══ DATA TO USE

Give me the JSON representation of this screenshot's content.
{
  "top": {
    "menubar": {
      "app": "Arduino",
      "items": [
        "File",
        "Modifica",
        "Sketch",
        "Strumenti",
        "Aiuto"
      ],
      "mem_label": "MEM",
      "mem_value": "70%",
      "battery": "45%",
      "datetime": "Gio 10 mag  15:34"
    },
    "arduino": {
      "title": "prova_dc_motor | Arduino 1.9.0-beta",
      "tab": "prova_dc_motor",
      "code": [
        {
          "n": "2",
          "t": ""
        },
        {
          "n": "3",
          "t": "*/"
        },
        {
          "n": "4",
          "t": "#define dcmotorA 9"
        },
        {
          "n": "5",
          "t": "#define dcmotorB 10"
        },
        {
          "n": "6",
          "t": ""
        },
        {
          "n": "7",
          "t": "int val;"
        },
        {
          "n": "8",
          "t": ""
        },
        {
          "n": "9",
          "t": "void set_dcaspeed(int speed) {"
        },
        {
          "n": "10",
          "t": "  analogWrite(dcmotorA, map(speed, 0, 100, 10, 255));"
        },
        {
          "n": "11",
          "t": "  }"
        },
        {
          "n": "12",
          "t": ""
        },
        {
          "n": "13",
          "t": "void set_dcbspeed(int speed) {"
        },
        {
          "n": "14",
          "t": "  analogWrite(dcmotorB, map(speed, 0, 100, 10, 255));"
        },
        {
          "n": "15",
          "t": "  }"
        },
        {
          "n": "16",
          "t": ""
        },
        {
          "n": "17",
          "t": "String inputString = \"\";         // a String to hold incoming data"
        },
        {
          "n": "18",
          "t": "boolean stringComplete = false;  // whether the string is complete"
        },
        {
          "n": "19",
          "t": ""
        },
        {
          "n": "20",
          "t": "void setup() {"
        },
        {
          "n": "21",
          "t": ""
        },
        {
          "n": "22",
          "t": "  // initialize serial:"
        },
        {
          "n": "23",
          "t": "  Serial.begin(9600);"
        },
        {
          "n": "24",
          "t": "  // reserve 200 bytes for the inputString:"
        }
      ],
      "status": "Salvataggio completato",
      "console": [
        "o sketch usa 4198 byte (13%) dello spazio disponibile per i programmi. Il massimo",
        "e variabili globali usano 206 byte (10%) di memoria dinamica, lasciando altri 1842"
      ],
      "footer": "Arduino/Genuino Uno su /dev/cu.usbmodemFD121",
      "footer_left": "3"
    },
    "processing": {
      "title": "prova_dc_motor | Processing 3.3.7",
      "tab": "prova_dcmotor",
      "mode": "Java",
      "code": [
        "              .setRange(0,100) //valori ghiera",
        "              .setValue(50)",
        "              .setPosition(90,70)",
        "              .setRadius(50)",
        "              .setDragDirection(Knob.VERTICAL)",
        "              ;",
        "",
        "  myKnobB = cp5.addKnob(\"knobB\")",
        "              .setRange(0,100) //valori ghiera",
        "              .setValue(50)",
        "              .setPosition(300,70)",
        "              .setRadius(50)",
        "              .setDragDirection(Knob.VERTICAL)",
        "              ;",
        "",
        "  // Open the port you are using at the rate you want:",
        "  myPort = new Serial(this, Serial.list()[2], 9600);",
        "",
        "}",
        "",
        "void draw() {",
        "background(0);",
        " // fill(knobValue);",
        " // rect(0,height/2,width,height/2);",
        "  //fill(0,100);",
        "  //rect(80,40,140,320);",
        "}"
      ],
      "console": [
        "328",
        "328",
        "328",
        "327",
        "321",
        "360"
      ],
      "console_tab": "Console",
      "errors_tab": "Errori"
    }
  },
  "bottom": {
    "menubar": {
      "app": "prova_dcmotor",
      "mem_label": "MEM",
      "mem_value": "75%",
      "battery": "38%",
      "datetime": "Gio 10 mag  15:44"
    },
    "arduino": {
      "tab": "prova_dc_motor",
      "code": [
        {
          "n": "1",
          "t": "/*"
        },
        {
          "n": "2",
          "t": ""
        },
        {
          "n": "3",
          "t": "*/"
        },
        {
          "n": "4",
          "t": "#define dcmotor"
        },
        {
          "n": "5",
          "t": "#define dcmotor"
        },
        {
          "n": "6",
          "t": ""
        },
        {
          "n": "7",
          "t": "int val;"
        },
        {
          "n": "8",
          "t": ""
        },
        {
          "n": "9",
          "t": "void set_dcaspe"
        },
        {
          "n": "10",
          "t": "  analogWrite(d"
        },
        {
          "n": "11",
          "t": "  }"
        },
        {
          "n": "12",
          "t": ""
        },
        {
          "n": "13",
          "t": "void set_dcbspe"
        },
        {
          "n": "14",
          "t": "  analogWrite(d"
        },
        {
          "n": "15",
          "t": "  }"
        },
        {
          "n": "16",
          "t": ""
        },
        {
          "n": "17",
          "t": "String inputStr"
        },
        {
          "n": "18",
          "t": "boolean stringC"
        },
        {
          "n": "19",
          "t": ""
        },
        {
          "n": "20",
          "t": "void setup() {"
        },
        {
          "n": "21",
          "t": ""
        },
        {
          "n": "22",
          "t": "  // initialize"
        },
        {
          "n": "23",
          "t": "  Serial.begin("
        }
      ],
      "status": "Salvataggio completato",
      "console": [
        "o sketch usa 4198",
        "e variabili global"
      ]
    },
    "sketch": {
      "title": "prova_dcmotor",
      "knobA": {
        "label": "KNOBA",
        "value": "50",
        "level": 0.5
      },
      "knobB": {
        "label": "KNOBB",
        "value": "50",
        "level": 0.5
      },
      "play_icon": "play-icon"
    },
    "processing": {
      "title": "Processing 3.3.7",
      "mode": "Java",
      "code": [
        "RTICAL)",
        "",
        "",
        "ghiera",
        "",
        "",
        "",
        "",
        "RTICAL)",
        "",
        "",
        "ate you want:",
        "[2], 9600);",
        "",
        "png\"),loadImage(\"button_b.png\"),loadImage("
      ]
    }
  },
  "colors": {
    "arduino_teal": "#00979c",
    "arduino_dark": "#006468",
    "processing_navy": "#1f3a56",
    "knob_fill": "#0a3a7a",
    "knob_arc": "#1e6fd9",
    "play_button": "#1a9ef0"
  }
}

════

## WORK INSTRUCTIONS
Copy out each line exactly.

## RESULT FOR THIS EXERCISE
Give me the JSON representation of this screenshot's content.
{
  "top": {
    "menubar": {
      "app": "Arduino",
      "items": [
        "File",
        "Modifica",
        "Sketch",
        "Strumenti",
        "Aiuto"
      ],
      "mem_label": "MEM",
      "mem_value": "70%",
      "battery": "45%",
      "datetime": "Gio 10 mag  15:34"
    },
    "arduino": {
      "title": "prova_dc_motor | Arduino 1.9.0-beta",
      "tab": "prova_dc_motor",
      "code": [
        {
          "n": "2",
          "t": ""
        },
        {
          "n": "3",
          "t": "*/"
        },
        {
          "n": "4",
          "t": "#define dcmotorA 9"
        },
        {
          "n": "5",
          "t": "#define dcmotorB 10"
        },
        {
          "n": "6",
          "t": ""
        },
        {
          "n": "7",
          "t": "int val;"
        },
        {
          "n": "8",
          "t": ""
        },
        {
          "n": "9",
          "t": "void set_dcaspeed(int speed) {"
        },
        {
          "n": "10",
          "t": "  analogWrite(dcmotorA, map(speed, 0, 100, 10, 255));"
        },
        {
          "n": "11",
          "t": "  }"
        },
        {
          "n": "12",
          "t": ""
        },
        {
          "n": "13",
          "t": "void set_dcbspeed(int speed) {"
        },
        {
          "n": "14",
          "t": "  analogWrite(dcmotorB, map(speed, 0, 100, 10, 255));"
        },
        {
          "n": "15",
          "t": "  }"
        },
        {
          "n": "16",
          "t": ""
        },
        {
          "n": "17",
          "t": "String inputString = \"\";         // a String to hold incoming data"
        },
        {
          "n": "18",
          "t": "boolean stringComplete = false;  // whether the string is complete"
        },
        {
          "n": "19",
          "t": ""
        },
        {
          "n": "20",
          "t": "void setup() {"
        },
        {
          "n": "21",
          "t": ""
        },
        {
          "n": "22",
          "t": "  // initialize serial:"
        },
        {
          "n": "23",
          "t": "  Serial.begin(9600);"
        },
        {
          "n": "24",
          "t": "  // reserve 200 bytes for the inputString:"
        }
      ],
      "status": "Salvataggio completato",
      "console": [
        "o sketch usa 4198 byte (13%) dello spazio disponibile per i programmi. Il massimo",
        "e variabili globali usano 206 byte (10%) di memoria dinamica, lasciando altri 1842"
      ],
      "footer": "Arduino/Genuino Uno su /dev/cu.usbmodemFD121",
      "footer_left": "3"
    },
    "processing": {
      "title": "prova_dc_motor | Processing 3.3.7",
      "tab": "prova_dcmotor",
      "mode": "Java",
      "code": [
        "              .setRange(0,100) //valori ghiera",
        "              .setValue(50)",
        "              .setPosition(90,70)",
        "              .setRadius(50)",
        "              .setDragDirection(Knob.VERTICAL)",
        "              ;",
        "",
        "  myKnobB = cp5.addKnob(\"knobB\")",
        "              .setRange(0,100) //valori ghiera",
        "              .setValue(50)",
        "              .setPosition(300,70)",
        "              .setRadius(50)",
        "              .setDragDirection(Knob.VERTICAL)",
        "              ;",
        "",
        "  // Open the port you are using at the rate you want:",
        "  myPort = new Serial(this, Serial.list()[2], 9600);",
        "",
        "}",
        "",
        "void draw() {",
        "background(0);",
        " // fill(knobValue);",
        " // rect(0,height/2,width,height/2);",
        "  //fill(0,100);",
        "  //rect(80,40,140,320);",
        "}"
      ],
      "console": [
        "328",
        "328",
        "328",
        "327",
        "321",
        "360"
      ],
      "console_tab": "Console",
      "errors_tab": "Errori"
    }
  },
  "bottom": {
    "menubar": {
      "app": "prova_dcmotor",
      "mem_label": "MEM",
      "mem_value": "75%",
      "battery": "38%",
      "datetime": "Gio 10 mag  15:44"
    },
    "arduino": {
      "tab": "prova_dc_motor",
      "code": [
        {
          "n": "1",
          "t": "/*"
        },
        {
          "n": "2",
          "t": ""
        },
        {
          "n": "3",
          "t": "*/"
        },
        {
          "n": "4",
          "t": "#define dcmotor"
        },
        {
          "n": "5",
          "t": "#define dcmotor"
        },
        {
          "n": "6",
          "t": ""
        },
        {
          "n": "7",
          "t": "int val;"
        },
        {
          "n": "8",
          "t": ""
        },
        {
          "n": "9",
          "t": "void set_dcaspe"
        },
        {
          "n": "10",
          "t": "  analogWrite(d"
        },
        {
          "n": "11",
          "t": "  }"
        },
        {
          "n": "12",
          "t": ""
        },
        {
          "n": "13",
          "t": "void set_dcbspe"
        },
        {
          "n": "14",
          "t": "  analogWrite(d"
        },
        {
          "n": "15",
          "t": "  }"
        },
        {
          "n": "16",
          "t": ""
        },
        {
          "n": "17",
          "t": "String inputStr"
        },
        {
          "n": "18",
          "t": "boolean stringC"
        },
        {
          "n": "19",
          "t": ""
        },
        {
          "n": "20",
          "t": "void setup() {"
        },
        {
          "n": "21",
          "t": ""
        },
        {
          "n": "22",
          "t": "  // initialize"
        },
        {
          "n": "23",
          "t": "  Serial.begin("
        }
      ],
      "status": "Salvataggio completato",
      "console": [
        "o sketch usa 4198",
        "e variabili global"
      ]
    },
    "sketch": {
      "title": "prova_dcmotor",
      "knobA": {
        "label": "KNOBA",
        "value": "50",
        "level": 0.5
      },
      "knobB": {
        "label": "KNOBB",
        "value": "50",
        "level": 0.5
      },
      "play_icon": "play-icon"
    },
    "processing": {
      "title": "Processing 3.3.7",
      "mode": "Java",
      "code": [
        "RTICAL)",
        "",
        "",
        "ghiera",
        "",
        "",
        "",
        "",
        "RTICAL)",
        "",
        "",
        "ate you want:",
        "[2], 9600);",
        "",
        "png\"),loadImage(\"button_b.png\"),loadImage("
      ]
    }
  },
  "colors": {
    "arduino_teal": "#00979c",
    "arduino_dark": "#006468",
    "processing_navy": "#1f3a56",
    "knob_fill": "#0a3a7a",
    "knob_arc": "#1e6fd9",
    "play_button": "#1a9ef0"
  }
}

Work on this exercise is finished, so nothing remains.